• [Short problem 1]: List the five bags named in the caption of the article on Louis Vuitton's handbag collaborations.
• [Short problem 2]: Turn the part of the records that opens with the line containing "y-tick-label: 5 [345,110,354,127]" and closes with the line containing "localize each UI" into a Markdown table with the columns Number and Record line. Leave out blank lines.

• [Extract]:
Inside Louis Vuitton’s Most Popular Handbag Collaborations

The venerable brand has earned accolades (and gained new fans) for partnerships that meld fashion with art.
Louis Vuitton handbags
Clockwise from top left: Graffiti Stephen Sprouse Speedy 30 bag; Supreme Danube red epi crossbody bag; Murakami rainbow mini Speedy top handle bag; Monogramouflage coated canvas Murakami Speedy 35; Yayoi Kusama Papillon bag

Once upon a time, Coco Chanel designed costumes for Serge Diaghilev’s avant-garde Ballets Russes, Surrealist art graced the cover of Vogue, and Elsa Schiaparelli, the couturier who considered herself an artist first, collaborated with Jean Cocteau and Salvador Dalí.

Marc Jacobs knows this history, and in his early days as creative director of Louis Vuitton, when he was still feeling his way as a New Yorker in Paris, it stirred his imagination. “I started to think in romantic terms,” he later explained to Interview magazine, “and I always thought back to the time of Schiaparelli and Chanel and Cocteau, when all of these creative people seemed to be doing things together, . . . and fashion and art had a dance, you know?”

• [Material provided]:
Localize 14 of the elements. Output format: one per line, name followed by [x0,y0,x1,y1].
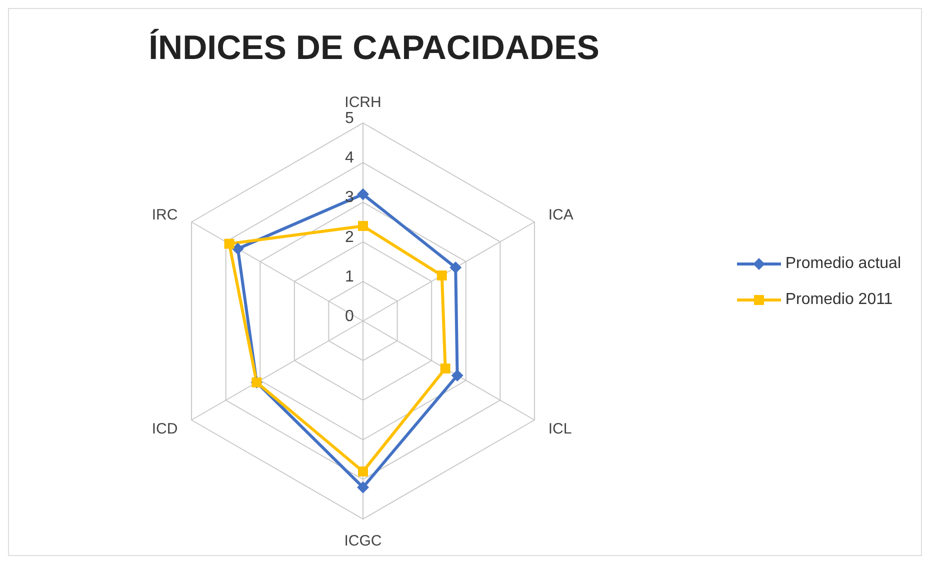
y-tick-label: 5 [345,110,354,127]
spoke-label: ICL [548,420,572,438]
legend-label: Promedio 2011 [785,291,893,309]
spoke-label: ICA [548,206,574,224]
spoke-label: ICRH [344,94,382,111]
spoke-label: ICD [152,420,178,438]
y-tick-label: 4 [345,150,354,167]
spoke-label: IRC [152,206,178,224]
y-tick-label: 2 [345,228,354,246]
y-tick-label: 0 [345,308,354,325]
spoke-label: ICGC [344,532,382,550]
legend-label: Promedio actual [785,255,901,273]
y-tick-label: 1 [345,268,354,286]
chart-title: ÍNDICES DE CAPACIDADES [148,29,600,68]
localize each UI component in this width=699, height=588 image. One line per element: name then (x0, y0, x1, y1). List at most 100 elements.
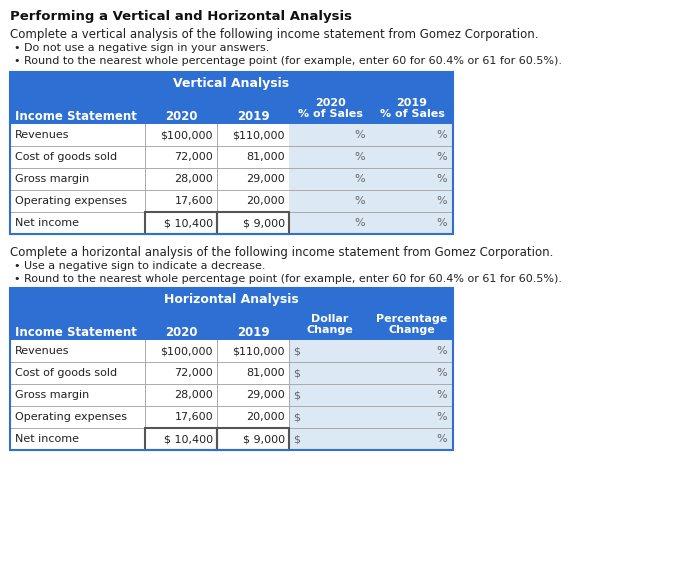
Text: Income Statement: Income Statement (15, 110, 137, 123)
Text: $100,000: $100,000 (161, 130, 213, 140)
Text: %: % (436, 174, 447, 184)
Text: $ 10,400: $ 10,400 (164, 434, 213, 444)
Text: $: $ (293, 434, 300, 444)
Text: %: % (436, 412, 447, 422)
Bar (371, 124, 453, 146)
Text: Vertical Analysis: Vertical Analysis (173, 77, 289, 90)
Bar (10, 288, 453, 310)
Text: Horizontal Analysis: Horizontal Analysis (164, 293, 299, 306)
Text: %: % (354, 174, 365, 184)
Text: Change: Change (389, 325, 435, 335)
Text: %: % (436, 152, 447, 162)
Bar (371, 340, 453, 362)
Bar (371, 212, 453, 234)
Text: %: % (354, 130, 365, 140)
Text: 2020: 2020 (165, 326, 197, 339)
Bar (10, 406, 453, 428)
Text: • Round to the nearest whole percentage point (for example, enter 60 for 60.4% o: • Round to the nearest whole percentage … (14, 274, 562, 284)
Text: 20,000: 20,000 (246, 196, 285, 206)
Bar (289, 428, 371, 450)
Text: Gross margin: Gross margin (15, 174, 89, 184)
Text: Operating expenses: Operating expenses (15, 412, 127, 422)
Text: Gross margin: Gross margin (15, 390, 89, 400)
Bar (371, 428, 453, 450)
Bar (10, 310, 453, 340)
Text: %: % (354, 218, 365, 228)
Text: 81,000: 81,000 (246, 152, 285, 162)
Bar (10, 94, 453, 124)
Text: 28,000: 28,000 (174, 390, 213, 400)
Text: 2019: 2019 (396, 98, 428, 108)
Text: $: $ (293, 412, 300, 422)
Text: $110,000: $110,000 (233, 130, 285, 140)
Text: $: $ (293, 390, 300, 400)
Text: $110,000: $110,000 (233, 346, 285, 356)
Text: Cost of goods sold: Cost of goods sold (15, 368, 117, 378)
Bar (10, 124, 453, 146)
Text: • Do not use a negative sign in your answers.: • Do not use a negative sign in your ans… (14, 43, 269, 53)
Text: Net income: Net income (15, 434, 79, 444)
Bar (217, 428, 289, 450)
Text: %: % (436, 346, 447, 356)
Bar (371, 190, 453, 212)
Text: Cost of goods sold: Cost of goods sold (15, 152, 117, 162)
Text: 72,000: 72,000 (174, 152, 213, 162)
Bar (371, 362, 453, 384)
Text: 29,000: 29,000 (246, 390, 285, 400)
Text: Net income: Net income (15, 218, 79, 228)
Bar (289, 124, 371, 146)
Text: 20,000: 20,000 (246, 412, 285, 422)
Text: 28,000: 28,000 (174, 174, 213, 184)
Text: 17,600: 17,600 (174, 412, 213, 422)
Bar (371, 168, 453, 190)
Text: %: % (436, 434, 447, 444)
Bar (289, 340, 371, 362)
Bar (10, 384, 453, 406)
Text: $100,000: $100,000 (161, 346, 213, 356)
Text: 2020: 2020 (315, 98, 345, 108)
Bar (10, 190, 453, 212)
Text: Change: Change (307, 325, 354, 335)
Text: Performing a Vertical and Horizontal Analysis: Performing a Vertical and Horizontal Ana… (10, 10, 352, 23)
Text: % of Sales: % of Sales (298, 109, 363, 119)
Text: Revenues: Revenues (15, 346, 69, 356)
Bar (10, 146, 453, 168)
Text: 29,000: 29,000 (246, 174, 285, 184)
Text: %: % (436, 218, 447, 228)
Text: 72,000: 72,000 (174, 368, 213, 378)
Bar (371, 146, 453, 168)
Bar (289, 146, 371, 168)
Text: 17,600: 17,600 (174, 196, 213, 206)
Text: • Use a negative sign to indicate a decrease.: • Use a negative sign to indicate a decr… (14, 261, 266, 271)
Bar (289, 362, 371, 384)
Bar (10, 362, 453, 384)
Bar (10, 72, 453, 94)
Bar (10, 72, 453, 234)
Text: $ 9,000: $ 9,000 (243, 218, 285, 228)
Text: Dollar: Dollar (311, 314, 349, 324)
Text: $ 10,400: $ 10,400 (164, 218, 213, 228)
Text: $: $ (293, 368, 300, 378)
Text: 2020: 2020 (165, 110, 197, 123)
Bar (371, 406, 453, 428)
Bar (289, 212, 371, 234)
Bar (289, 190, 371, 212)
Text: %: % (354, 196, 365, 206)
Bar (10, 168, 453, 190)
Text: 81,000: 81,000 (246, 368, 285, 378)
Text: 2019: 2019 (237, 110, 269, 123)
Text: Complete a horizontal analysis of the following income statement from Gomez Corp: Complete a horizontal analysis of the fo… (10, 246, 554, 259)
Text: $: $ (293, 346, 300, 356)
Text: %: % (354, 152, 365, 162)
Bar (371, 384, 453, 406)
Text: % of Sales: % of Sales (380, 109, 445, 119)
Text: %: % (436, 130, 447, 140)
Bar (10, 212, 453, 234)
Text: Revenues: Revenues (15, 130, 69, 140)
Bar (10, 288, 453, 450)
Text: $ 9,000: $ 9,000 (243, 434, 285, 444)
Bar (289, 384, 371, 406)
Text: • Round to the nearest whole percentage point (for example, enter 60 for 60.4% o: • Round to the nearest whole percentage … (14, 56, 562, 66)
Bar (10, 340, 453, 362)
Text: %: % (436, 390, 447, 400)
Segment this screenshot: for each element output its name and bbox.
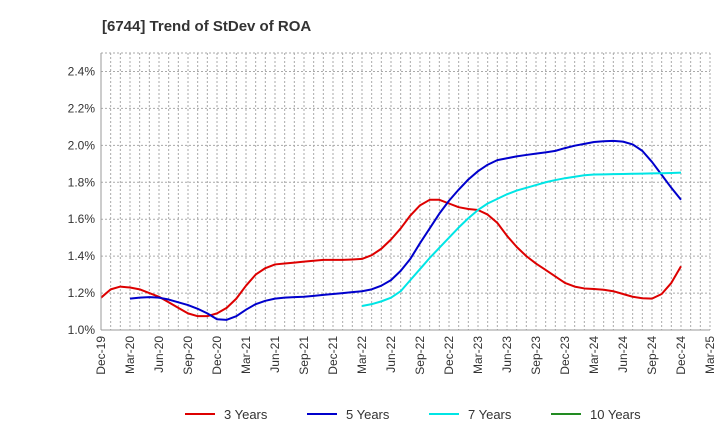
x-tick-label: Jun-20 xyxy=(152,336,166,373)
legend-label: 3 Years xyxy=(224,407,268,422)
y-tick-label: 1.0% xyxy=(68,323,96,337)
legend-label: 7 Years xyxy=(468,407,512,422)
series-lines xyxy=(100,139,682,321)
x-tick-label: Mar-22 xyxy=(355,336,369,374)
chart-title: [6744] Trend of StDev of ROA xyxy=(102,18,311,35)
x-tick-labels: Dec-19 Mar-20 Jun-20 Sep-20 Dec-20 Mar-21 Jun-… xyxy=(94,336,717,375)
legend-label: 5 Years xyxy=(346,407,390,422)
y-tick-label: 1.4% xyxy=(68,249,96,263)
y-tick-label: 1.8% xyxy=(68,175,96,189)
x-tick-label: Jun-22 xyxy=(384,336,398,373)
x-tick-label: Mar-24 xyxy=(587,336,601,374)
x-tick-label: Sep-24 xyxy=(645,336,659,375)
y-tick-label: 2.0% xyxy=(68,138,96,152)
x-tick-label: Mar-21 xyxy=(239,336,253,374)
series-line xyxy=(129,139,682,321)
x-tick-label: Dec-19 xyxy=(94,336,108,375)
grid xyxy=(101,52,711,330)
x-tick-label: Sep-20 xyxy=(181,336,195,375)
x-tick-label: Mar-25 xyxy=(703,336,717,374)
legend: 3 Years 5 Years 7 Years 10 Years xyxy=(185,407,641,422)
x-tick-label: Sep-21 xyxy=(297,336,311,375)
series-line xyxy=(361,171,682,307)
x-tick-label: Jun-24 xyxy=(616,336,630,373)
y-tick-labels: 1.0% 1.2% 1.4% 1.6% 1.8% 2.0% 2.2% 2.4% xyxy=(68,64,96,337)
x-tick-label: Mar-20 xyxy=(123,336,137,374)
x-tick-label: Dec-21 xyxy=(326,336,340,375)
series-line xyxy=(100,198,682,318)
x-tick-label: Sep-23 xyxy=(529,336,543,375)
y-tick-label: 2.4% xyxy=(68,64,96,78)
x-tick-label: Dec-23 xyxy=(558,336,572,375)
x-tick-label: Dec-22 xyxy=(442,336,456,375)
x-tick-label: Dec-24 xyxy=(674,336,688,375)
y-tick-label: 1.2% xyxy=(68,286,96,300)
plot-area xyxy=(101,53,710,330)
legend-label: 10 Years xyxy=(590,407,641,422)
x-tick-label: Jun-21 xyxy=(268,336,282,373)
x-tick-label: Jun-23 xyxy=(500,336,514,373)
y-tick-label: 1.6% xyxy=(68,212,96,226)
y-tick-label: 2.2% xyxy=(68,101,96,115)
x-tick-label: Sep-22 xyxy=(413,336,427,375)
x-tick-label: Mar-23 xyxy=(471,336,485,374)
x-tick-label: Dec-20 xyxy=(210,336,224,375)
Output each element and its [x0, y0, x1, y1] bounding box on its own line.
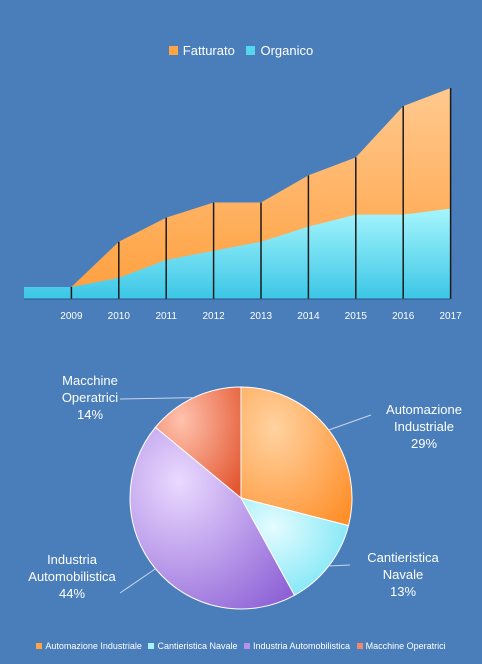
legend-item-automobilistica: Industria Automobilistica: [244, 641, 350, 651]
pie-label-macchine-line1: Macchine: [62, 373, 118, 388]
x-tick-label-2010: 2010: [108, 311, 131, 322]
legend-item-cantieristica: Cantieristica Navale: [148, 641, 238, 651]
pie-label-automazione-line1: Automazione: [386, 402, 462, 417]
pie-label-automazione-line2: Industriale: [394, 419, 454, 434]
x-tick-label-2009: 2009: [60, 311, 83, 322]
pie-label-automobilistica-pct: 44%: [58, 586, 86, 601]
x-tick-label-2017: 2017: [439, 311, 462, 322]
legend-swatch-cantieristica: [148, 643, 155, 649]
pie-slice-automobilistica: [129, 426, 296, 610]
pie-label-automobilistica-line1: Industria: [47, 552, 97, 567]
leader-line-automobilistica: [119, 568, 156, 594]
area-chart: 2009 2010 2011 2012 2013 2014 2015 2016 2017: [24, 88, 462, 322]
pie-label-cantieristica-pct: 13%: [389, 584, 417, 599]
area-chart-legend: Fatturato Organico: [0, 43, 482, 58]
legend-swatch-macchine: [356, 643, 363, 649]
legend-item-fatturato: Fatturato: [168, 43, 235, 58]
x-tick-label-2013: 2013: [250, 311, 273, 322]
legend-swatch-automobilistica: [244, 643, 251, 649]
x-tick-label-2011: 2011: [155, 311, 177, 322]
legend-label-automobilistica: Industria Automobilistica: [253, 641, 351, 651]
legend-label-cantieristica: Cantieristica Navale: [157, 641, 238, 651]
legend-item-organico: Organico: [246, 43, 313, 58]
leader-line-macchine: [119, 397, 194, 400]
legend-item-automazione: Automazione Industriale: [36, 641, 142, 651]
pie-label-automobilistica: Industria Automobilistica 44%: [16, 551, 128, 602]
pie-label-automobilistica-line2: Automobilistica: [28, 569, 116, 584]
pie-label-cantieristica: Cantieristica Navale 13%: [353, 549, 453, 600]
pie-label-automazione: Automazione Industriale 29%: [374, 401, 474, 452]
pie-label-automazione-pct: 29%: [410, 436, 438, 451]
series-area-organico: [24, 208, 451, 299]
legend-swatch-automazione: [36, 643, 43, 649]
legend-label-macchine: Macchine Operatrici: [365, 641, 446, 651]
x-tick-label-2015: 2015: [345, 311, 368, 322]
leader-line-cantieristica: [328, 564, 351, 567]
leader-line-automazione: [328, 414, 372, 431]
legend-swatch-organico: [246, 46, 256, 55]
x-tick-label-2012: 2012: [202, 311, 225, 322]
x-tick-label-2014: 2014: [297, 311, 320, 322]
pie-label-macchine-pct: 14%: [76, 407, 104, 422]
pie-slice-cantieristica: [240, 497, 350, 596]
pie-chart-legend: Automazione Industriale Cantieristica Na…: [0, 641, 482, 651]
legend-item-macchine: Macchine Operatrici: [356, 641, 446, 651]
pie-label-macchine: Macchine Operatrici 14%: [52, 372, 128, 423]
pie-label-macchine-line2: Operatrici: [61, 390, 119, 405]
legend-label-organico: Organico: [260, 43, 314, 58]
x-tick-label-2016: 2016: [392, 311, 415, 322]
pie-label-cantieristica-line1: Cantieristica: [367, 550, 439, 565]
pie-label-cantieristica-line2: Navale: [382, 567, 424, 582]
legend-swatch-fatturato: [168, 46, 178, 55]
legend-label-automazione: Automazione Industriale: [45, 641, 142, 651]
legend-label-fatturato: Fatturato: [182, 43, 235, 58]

• [Exercise solution 1]:
- Graffiti Stephen Sprouse Speedy 30 bag
- Supreme Danube red epi crossbody bag
- Murakami rainbow mini Speedy top handle bag
- Monogramouflage coated canvas Murakami Speedy 35
- Yayoi Kusama Papillon bag

• [Exercise solution 2]:
| Number | Record line |
|---|---|
| 1 | y-tick-label: 5 [345,110,354,127] |
| 2 | spoke-label: ICL [548,420,572,438] |
| 3 | legend-label: Promedio 2011 [785,291,893,309] |
| 4 | spoke-label: ICA [548,206,574,224] |
| 5 | spoke-label: ICRH [344,94,382,111] |
| 6 | spoke-label: ICD [152,420,178,438] |
| 7 | y-tick-label: 4 [345,150,354,167] |
| 8 | spoke-label: IRC [152,206,178,224] |
| 9 | y-tick-label: 2 [345,228,354,246] |
| 10 | y-tick-label: 0 [345,308,354,325] |
| 11 | spoke-label: ICGC [344,532,382,550] |
| 12 | legend-label: Promedio actual [785,255,901,273] |
| 13 | y-tick-label: 1 [345,268,354,286] |
| 14 | chart-title: ÍNDICES DE CAPACIDADES [148,29,600,68] |
| 15 | localize each UI component in this width=699, height=588 image. One line per element: name then (x0, y0, x1, y1). List at most 100 elements. |